[start]
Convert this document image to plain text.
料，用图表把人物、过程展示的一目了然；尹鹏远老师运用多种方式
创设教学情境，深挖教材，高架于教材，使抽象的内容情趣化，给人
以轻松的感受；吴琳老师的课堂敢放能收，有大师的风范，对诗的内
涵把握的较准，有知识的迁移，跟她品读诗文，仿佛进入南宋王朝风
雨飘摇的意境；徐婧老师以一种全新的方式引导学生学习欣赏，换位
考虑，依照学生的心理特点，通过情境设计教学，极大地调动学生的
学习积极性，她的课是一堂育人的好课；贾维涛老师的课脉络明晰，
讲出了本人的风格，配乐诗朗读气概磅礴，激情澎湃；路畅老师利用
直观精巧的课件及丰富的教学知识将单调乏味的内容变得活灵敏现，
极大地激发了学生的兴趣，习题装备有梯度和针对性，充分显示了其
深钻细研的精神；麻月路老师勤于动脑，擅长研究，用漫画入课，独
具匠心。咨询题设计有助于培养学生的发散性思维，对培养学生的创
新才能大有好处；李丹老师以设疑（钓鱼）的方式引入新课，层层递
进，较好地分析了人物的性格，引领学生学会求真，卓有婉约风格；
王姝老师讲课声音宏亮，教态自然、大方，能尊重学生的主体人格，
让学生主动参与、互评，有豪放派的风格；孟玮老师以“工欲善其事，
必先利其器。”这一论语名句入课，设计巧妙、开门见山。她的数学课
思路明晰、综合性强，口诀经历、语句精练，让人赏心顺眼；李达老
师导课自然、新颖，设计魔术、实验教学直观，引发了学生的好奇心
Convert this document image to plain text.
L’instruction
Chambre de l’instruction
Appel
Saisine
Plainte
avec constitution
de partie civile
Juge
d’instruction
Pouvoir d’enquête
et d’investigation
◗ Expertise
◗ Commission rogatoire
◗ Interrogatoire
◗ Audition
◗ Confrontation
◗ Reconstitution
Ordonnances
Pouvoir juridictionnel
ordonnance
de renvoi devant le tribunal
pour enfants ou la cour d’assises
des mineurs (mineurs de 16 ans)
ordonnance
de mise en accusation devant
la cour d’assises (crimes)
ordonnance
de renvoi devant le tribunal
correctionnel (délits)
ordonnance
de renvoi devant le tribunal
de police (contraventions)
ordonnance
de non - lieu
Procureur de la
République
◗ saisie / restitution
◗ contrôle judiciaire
[end]
- Written exercise:
Return the whole listing exactly, with every line included.

- Written response:
Convert this document image to plain text.
料，用图表把人物、过程展示的一目了然；尹鹏远老师运用多种方式
创设教学情境，深挖教材，高架于教材，使抽象的内容情趣化，给人
以轻松的感受；吴琳老师的课堂敢放能收，有大师的风范，对诗的内
涵把握的较准，有知识的迁移，跟她品读诗文，仿佛进入南宋王朝风
雨飘摇的意境；徐婧老师以一种全新的方式引导学生学习欣赏，换位
考虑，依照学生的心理特点，通过情境设计教学，极大地调动学生的
学习积极性，她的课是一堂育人的好课；贾维涛老师的课脉络明晰，
讲出了本人的风格，配乐诗朗读气概磅礴，激情澎湃；路畅老师利用
直观精巧的课件及丰富的教学知识将单调乏味的内容变得活灵敏现，
极大地激发了学生的兴趣，习题装备有梯度和针对性，充分显示了其
深钻细研的精神；麻月路老师勤于动脑，擅长研究，用漫画入课，独
具匠心。咨询题设计有助于培养学生的发散性思维，对培养学生的创
新才能大有好处；李丹老师以设疑（钓鱼）的方式引入新课，层层递
进，较好地分析了人物的性格，引领学生学会求真，卓有婉约风格；
王姝老师讲课声音宏亮，教态自然、大方，能尊重学生的主体人格，
让学生主动参与、互评，有豪放派的风格；孟玮老师以“工欲善其事，
必先利其器。”这一论语名句入课，设计巧妙、开门见山。她的数学课
思路明晰、综合性强，口诀经历、语句精练，让人赏心顺眼；李达老
师导课自然、新颖，设计魔术、实验教学直观，引发了学生的好奇心
Convert this document image to plain text.
L’instruction
Chambre de l’instruction
Appel
Saisine
Plainte
avec constitution
de partie civile
Juge
d’instruction
Pouvoir d’enquête
et d’investigation
◗ Expertise
◗ Commission rogatoire
◗ Interrogatoire
◗ Audition
◗ Confrontation
◗ Reconstitution
Ordonnances
Pouvoir juridictionnel
ordonnance
de renvoi devant le tribunal
pour enfants ou la cour d’assises
des mineurs (mineurs de 16 ans)
ordonnance
de mise en accusation devant
la cour d’assises (crimes)
ordonnance
de renvoi devant le tribunal
correctionnel (délits)
ordonnance
de renvoi devant le tribunal
de police (contraventions)
ordonnance
de non - lieu
Procureur de la
République
◗ saisie / restitution
◗ contrôle judiciaire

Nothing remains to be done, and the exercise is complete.